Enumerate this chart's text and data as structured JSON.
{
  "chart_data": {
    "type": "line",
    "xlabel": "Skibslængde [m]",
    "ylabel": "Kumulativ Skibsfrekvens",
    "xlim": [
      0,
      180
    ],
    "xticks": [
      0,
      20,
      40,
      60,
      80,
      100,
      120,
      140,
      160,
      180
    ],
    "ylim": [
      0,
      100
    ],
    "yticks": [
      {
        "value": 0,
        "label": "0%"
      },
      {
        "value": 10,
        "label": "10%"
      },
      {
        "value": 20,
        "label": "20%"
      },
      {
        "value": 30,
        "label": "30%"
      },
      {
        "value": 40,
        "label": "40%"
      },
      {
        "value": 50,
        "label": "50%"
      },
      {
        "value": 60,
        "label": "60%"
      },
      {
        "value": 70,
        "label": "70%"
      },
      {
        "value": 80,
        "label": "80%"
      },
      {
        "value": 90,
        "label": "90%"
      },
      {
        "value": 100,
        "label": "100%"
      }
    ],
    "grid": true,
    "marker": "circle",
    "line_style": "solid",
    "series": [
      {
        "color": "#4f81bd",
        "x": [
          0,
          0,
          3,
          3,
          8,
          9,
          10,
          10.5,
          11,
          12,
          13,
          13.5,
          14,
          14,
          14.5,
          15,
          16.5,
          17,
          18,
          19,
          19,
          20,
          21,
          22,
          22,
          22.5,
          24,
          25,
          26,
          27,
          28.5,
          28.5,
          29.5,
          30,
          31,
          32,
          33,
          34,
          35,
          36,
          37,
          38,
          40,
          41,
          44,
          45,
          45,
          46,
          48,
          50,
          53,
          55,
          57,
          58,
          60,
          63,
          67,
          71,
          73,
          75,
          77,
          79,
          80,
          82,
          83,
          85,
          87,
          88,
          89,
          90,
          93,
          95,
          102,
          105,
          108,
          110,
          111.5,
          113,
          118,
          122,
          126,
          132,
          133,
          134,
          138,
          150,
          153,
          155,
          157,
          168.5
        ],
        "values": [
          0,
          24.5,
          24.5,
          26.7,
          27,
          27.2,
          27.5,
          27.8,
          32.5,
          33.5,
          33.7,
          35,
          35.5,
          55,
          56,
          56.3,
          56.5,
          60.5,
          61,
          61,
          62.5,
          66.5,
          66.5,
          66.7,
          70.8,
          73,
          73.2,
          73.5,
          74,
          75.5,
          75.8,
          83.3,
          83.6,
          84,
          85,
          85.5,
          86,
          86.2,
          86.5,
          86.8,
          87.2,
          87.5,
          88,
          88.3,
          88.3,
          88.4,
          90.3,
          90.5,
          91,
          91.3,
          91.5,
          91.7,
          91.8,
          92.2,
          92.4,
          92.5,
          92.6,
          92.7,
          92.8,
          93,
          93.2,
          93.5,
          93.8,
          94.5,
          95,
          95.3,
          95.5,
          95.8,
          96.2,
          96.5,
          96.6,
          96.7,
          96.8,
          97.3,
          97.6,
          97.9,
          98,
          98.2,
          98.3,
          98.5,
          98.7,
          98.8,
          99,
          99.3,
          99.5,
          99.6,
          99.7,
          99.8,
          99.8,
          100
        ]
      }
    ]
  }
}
--
EXERCISE OBJECTIVE –
Copy out the whole listing exactly as written.

TASK RESPONSE –
Enumerate this chart's text and data as structured JSON.
{
  "chart_data": {
    "type": "line",
    "xlabel": "Skibslængde [m]",
    "ylabel": "Kumulativ Skibsfrekvens",
    "xlim": [
      0,
      180
    ],
    "xticks": [
      0,
      20,
      40,
      60,
      80,
      100,
      120,
      140,
      160,
      180
    ],
    "ylim": [
      0,
      100
    ],
    "yticks": [
      {
        "value": 0,
        "label": "0%"
      },
      {
        "value": 10,
        "label": "10%"
      },
      {
        "value": 20,
        "label": "20%"
      },
      {
        "value": 30,
        "label": "30%"
      },
      {
        "value": 40,
        "label": "40%"
      },
      {
        "value": 50,
        "label": "50%"
      },
      {
        "value": 60,
        "label": "60%"
      },
      {
        "value": 70,
        "label": "70%"
      },
      {
        "value": 80,
        "label": "80%"
      },
      {
        "value": 90,
        "label": "90%"
      },
      {
        "value": 100,
        "label": "100%"
      }
    ],
    "grid": true,
    "marker": "circle",
    "line_style": "solid",
    "series": [
      {
        "color": "#4f81bd",
        "x": [
          0,
          0,
          3,
          3,
          8,
          9,
          10,
          10.5,
          11,
          12,
          13,
          13.5,
          14,
          14,
          14.5,
          15,
          16.5,
          17,
          18,
          19,
          19,
          20,
          21,
          22,
          22,
          22.5,
          24,
          25,
          26,
          27,
          28.5,
          28.5,
          29.5,
          30,
          31,
          32,
          33,
          34,
          35,
          36,
          37,
          38,
          40,
          41,
          44,
          45,
          45,
          46,
          48,
          50,
          53,
          55,
          57,
          58,
          60,
          63,
          67,
          71,
          73,
          75,
          77,
          79,
          80,
          82,
          83,
          85,
          87,
          88,
          89,
          90,
          93,
          95,
          102,
          105,
          108,
          110,
          111.5,
          113,
          118,
          122,
          126,
          132,
          133,
          134,
          138,
          150,
          153,
          155,
          157,
          168.5
        ],
        "values": [
          0,
          24.5,
          24.5,
          26.7,
          27,
          27.2,
          27.5,
          27.8,
          32.5,
          33.5,
          33.7,
          35,
          35.5,
          55,
          56,
          56.3,
          56.5,
          60.5,
          61,
          61,
          62.5,
          66.5,
          66.5,
          66.7,
          70.8,
          73,
          73.2,
          73.5,
          74,
          75.5,
          75.8,
          83.3,
          83.6,
          84,
          85,
          85.5,
          86,
          86.2,
          86.5,
          86.8,
          87.2,
          87.5,
          88,
          88.3,
          88.3,
          88.4,
          90.3,
          90.5,
          91,
          91.3,
          91.5,
          91.7,
          91.8,
          92.2,
          92.4,
          92.5,
          92.6,
          92.7,
          92.8,
          93,
          93.2,
          93.5,
          93.8,
          94.5,
          95,
          95.3,
          95.5,
          95.8,
          96.2,
          96.5,
          96.6,
          96.7,
          96.8,
          97.3,
          97.6,
          97.9,
          98,
          98.2,
          98.3,
          98.5,
          98.7,
          98.8,
          99,
          99.3,
          99.5,
          99.6,
          99.7,
          99.8,
          99.8,
          100
        ]
      }
    ]
  }
}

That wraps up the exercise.